----- Given records -----

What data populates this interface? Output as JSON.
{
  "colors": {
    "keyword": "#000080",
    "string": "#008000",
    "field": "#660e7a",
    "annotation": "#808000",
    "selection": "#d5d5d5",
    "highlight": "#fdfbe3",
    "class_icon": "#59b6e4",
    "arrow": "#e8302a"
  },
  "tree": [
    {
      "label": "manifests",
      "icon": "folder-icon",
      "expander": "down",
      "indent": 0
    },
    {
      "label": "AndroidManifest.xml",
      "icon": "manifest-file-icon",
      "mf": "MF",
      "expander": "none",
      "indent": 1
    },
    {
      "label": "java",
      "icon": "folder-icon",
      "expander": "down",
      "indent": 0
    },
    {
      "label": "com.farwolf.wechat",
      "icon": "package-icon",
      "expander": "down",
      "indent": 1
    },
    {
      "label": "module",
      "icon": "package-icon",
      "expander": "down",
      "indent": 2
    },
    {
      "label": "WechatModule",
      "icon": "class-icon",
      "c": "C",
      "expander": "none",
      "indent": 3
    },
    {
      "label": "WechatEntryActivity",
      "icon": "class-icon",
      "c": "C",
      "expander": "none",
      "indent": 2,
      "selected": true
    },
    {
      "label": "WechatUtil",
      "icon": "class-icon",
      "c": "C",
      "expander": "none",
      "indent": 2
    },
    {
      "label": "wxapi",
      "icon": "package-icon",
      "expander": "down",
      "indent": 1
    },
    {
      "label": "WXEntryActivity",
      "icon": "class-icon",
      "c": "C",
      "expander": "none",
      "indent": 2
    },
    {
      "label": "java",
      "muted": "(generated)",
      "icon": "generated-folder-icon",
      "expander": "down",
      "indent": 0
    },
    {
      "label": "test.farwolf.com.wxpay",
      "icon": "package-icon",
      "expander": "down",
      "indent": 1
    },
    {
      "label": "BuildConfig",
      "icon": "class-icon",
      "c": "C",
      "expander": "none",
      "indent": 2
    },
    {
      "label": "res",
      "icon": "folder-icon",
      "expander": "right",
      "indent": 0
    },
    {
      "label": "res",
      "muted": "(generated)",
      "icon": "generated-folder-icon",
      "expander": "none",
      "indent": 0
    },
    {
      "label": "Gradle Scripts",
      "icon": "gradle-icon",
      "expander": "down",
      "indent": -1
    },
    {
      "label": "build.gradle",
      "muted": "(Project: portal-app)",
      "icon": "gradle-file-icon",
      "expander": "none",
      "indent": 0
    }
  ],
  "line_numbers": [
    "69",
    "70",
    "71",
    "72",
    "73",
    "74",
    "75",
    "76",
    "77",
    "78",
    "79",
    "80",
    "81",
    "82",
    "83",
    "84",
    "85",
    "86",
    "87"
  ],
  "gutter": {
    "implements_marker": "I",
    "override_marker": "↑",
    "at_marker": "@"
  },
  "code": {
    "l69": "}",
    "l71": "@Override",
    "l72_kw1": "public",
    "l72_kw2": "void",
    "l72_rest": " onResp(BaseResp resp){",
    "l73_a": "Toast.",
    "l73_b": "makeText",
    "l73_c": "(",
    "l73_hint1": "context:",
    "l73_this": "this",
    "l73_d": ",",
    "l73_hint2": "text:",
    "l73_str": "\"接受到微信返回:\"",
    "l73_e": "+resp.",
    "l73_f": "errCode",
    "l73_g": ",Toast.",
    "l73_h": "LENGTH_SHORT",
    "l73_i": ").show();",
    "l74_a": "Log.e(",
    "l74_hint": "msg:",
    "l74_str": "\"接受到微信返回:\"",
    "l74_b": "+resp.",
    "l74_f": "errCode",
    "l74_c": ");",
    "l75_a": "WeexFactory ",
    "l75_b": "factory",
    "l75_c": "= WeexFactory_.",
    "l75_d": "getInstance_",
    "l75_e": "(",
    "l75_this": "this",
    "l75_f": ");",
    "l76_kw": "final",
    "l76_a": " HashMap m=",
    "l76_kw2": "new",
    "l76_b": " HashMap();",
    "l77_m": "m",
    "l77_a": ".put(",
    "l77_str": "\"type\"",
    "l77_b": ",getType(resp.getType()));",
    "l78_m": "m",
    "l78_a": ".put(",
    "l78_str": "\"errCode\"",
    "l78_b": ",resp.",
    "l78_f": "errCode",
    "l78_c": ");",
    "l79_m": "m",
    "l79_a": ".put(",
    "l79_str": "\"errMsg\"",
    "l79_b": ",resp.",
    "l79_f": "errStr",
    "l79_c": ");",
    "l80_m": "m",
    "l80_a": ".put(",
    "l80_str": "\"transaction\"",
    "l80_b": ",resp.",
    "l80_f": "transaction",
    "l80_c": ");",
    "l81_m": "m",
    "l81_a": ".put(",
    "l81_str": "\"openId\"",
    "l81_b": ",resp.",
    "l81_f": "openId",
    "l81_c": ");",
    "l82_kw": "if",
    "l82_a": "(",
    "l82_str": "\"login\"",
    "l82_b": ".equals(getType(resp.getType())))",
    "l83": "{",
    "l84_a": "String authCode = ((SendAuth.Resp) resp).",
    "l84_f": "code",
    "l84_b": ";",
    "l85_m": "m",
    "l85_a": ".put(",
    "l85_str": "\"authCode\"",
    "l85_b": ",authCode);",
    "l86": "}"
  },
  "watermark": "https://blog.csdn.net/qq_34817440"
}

-----

Return all the data exactly as given.

What data populates this interface? Output as JSON.
{
  "colors": {
    "keyword": "#000080",
    "string": "#008000",
    "field": "#660e7a",
    "annotation": "#808000",
    "selection": "#d5d5d5",
    "highlight": "#fdfbe3",
    "class_icon": "#59b6e4",
    "arrow": "#e8302a"
  },
  "tree": [
    {
      "label": "manifests",
      "icon": "folder-icon",
      "expander": "down",
      "indent": 0
    },
    {
      "label": "AndroidManifest.xml",
      "icon": "manifest-file-icon",
      "mf": "MF",
      "expander": "none",
      "indent": 1
    },
    {
      "label": "java",
      "icon": "folder-icon",
      "expander": "down",
      "indent": 0
    },
    {
      "label": "com.farwolf.wechat",
      "icon": "package-icon",
      "expander": "down",
      "indent": 1
    },
    {
      "label": "module",
      "icon": "package-icon",
      "expander": "down",
      "indent": 2
    },
    {
      "label": "WechatModule",
      "icon": "class-icon",
      "c": "C",
      "expander": "none",
      "indent": 3
    },
    {
      "label": "WechatEntryActivity",
      "icon": "class-icon",
      "c": "C",
      "expander": "none",
      "indent": 2,
      "selected": true
    },
    {
      "label": "WechatUtil",
      "icon": "class-icon",
      "c": "C",
      "expander": "none",
      "indent": 2
    },
    {
      "label": "wxapi",
      "icon": "package-icon",
      "expander": "down",
      "indent": 1
    },
    {
      "label": "WXEntryActivity",
      "icon": "class-icon",
      "c": "C",
      "expander": "none",
      "indent": 2
    },
    {
      "label": "java",
      "muted": "(generated)",
      "icon": "generated-folder-icon",
      "expander": "down",
      "indent": 0
    },
    {
      "label": "test.farwolf.com.wxpay",
      "icon": "package-icon",
      "expander": "down",
      "indent": 1
    },
    {
      "label": "BuildConfig",
      "icon": "class-icon",
      "c": "C",
      "expander": "none",
      "indent": 2
    },
    {
      "label": "res",
      "icon": "folder-icon",
      "expander": "right",
      "indent": 0
    },
    {
      "label": "res",
      "muted": "(generated)",
      "icon": "generated-folder-icon",
      "expander": "none",
      "indent": 0
    },
    {
      "label": "Gradle Scripts",
      "icon": "gradle-icon",
      "expander": "down",
      "indent": -1
    },
    {
      "label": "build.gradle",
      "muted": "(Project: portal-app)",
      "icon": "gradle-file-icon",
      "expander": "none",
      "indent": 0
    }
  ],
  "line_numbers": [
    "69",
    "70",
    "71",
    "72",
    "73",
    "74",
    "75",
    "76",
    "77",
    "78",
    "79",
    "80",
    "81",
    "82",
    "83",
    "84",
    "85",
    "86",
    "87"
  ],
  "gutter": {
    "implements_marker": "I",
    "override_marker": "↑",
    "at_marker": "@"
  },
  "code": {
    "l69": "}",
    "l71": "@Override",
    "l72_kw1": "public",
    "l72_kw2": "void",
    "l72_rest": " onResp(BaseResp resp){",
    "l73_a": "Toast.",
    "l73_b": "makeText",
    "l73_c": "(",
    "l73_hint1": "context:",
    "l73_this": "this",
    "l73_d": ",",
    "l73_hint2": "text:",
    "l73_str": "\"接受到微信返回:\"",
    "l73_e": "+resp.",
    "l73_f": "errCode",
    "l73_g": ",Toast.",
    "l73_h": "LENGTH_SHORT",
    "l73_i": ").show();",
    "l74_a": "Log.e(",
    "l74_hint": "msg:",
    "l74_str": "\"接受到微信返回:\"",
    "l74_b": "+resp.",
    "l74_f": "errCode",
    "l74_c": ");",
    "l75_a": "WeexFactory ",
    "l75_b": "factory",
    "l75_c": "= WeexFactory_.",
    "l75_d": "getInstance_",
    "l75_e": "(",
    "l75_this": "this",
    "l75_f": ");",
    "l76_kw": "final",
    "l76_a": " HashMap m=",
    "l76_kw2": "new",
    "l76_b": " HashMap();",
    "l77_m": "m",
    "l77_a": ".put(",
    "l77_str": "\"type\"",
    "l77_b": ",getType(resp.getType()));",
    "l78_m": "m",
    "l78_a": ".put(",
    "l78_str": "\"errCode\"",
    "l78_b": ",resp.",
    "l78_f": "errCode",
    "l78_c": ");",
    "l79_m": "m",
    "l79_a": ".put(",
    "l79_str": "\"errMsg\"",
    "l79_b": ",resp.",
    "l79_f": "errStr",
    "l79_c": ");",
    "l80_m": "m",
    "l80_a": ".put(",
    "l80_str": "\"transaction\"",
    "l80_b": ",resp.",
    "l80_f": "transaction",
    "l80_c": ");",
    "l81_m": "m",
    "l81_a": ".put(",
    "l81_str": "\"openId\"",
    "l81_b": ",resp.",
    "l81_f": "openId",
    "l81_c": ");",
    "l82_kw": "if",
    "l82_a": "(",
    "l82_str": "\"login\"",
    "l82_b": ".equals(getType(resp.getType())))",
    "l83": "{",
    "l84_a": "String authCode = ((SendAuth.Resp) resp).",
    "l84_f": "code",
    "l84_b": ";",
    "l85_m": "m",
    "l85_a": ".put(",
    "l85_str": "\"authCode\"",
    "l85_b": ",authCode);",
    "l86": "}"
  },
  "watermark": "https://blog.csdn.net/qq_34817440"
}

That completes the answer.